>>>>>

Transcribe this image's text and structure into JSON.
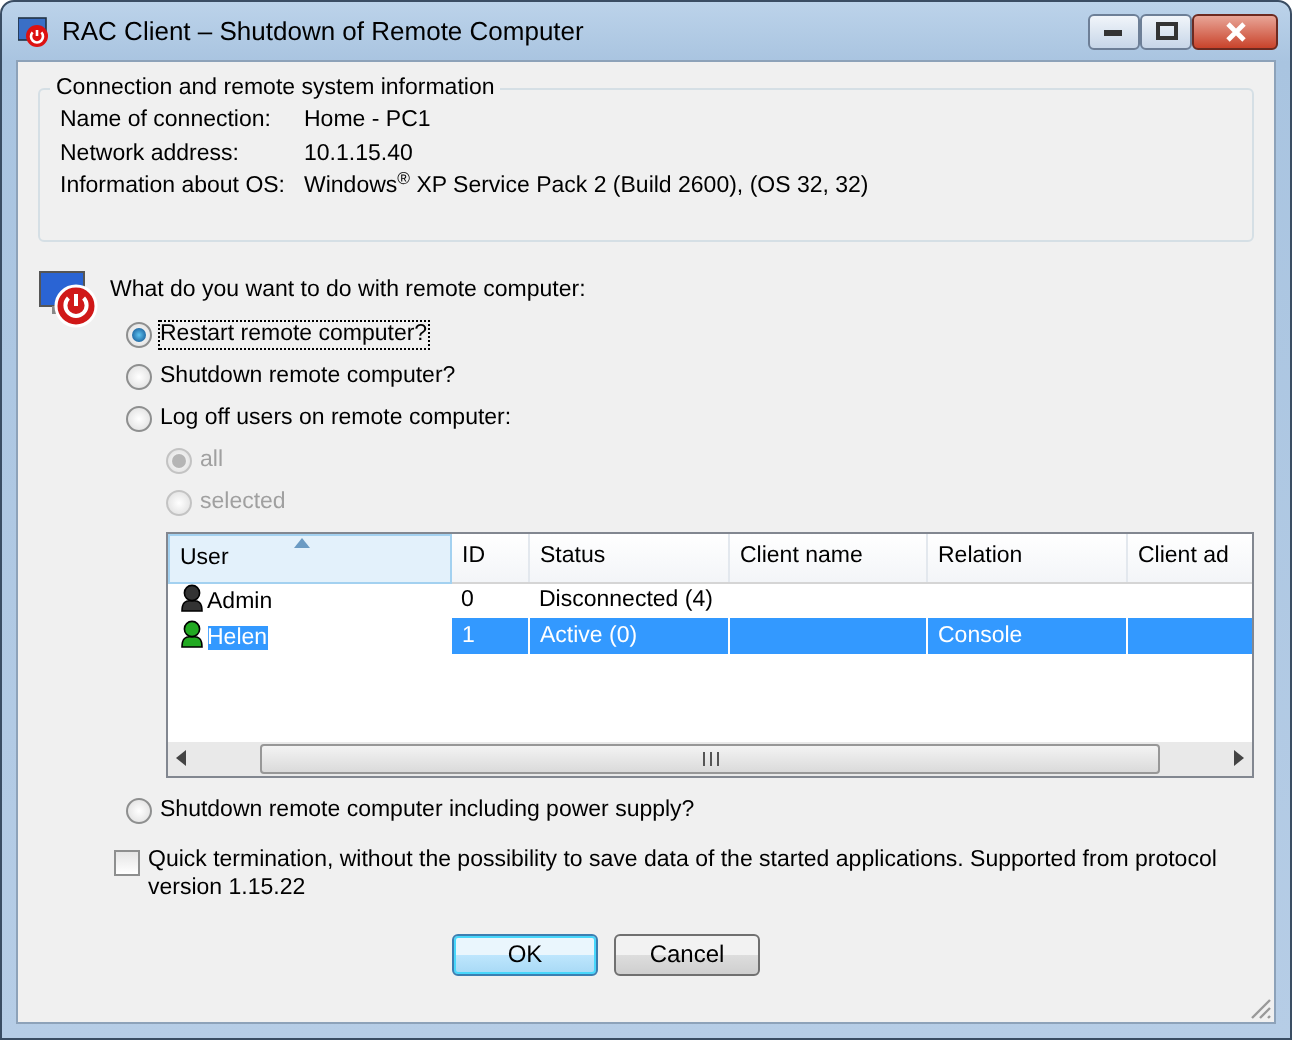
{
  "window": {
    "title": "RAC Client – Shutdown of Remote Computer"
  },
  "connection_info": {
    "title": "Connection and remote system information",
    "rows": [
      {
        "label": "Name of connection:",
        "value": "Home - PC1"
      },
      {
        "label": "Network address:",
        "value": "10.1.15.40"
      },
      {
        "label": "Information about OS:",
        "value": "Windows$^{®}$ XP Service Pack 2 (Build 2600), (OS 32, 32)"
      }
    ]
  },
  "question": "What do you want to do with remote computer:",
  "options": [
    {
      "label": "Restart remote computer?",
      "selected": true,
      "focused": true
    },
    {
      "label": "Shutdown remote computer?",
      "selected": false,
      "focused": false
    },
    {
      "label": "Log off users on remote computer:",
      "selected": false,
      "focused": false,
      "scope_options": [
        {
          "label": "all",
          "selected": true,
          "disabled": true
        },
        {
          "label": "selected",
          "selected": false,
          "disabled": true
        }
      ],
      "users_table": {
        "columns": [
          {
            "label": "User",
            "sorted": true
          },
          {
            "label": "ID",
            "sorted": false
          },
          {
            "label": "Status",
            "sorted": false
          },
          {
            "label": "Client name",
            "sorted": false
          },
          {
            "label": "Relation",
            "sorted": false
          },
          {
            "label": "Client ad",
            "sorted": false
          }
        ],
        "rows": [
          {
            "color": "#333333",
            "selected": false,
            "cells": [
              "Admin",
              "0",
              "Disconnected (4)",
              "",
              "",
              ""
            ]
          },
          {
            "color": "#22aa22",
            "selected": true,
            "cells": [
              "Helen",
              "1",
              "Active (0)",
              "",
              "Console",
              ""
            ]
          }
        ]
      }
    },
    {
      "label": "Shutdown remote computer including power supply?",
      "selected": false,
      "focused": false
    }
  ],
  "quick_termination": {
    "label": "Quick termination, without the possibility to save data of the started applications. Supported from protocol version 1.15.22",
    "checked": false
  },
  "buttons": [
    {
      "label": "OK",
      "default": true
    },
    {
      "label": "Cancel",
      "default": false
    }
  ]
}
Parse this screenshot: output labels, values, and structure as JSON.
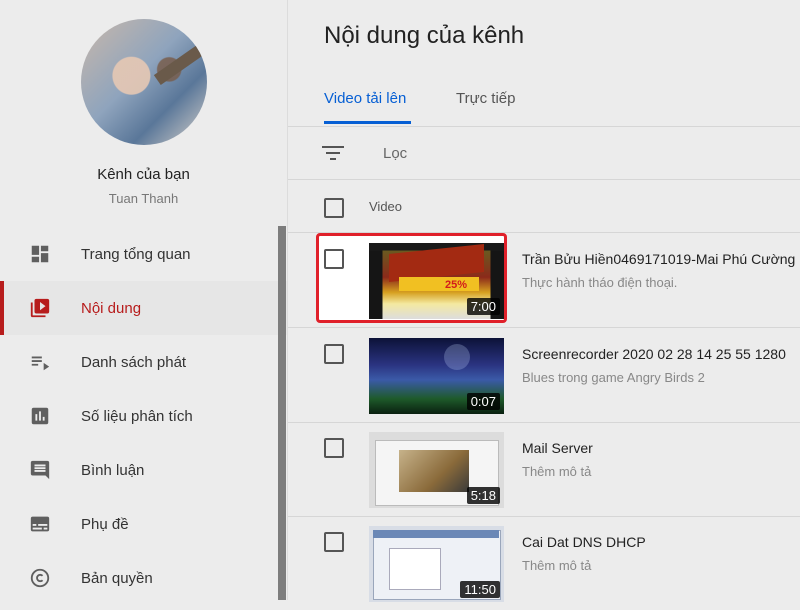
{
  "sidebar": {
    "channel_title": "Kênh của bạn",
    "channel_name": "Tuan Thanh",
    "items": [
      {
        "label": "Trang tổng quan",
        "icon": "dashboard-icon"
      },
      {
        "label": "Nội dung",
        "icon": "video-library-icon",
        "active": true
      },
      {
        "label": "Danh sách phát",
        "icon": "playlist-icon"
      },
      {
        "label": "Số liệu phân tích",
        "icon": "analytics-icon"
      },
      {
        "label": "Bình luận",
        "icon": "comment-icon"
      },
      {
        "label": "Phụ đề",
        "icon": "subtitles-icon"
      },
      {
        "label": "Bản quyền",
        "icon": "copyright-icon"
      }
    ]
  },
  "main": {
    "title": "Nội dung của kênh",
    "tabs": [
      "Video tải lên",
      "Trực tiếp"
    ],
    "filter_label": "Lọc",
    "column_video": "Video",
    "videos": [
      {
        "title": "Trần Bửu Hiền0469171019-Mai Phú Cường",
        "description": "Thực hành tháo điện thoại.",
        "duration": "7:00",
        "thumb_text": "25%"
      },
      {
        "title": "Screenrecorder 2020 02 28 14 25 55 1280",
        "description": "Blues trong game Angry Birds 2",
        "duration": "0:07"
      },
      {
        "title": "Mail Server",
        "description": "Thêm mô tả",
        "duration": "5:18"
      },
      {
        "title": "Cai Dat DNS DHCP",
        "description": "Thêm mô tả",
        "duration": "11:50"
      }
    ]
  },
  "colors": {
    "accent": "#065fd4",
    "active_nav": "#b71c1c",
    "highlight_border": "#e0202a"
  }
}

<<<<<

Task to complete: Only lines with "selected" are wanted here; list each of them.

Reply to the task:
      "selected": true,
      "selected": false,
      "selected": false,
          "selected": true,
          "label": "selected",
          "selected": false,
            "selected": false,
            "selected": true,
      "selected": false,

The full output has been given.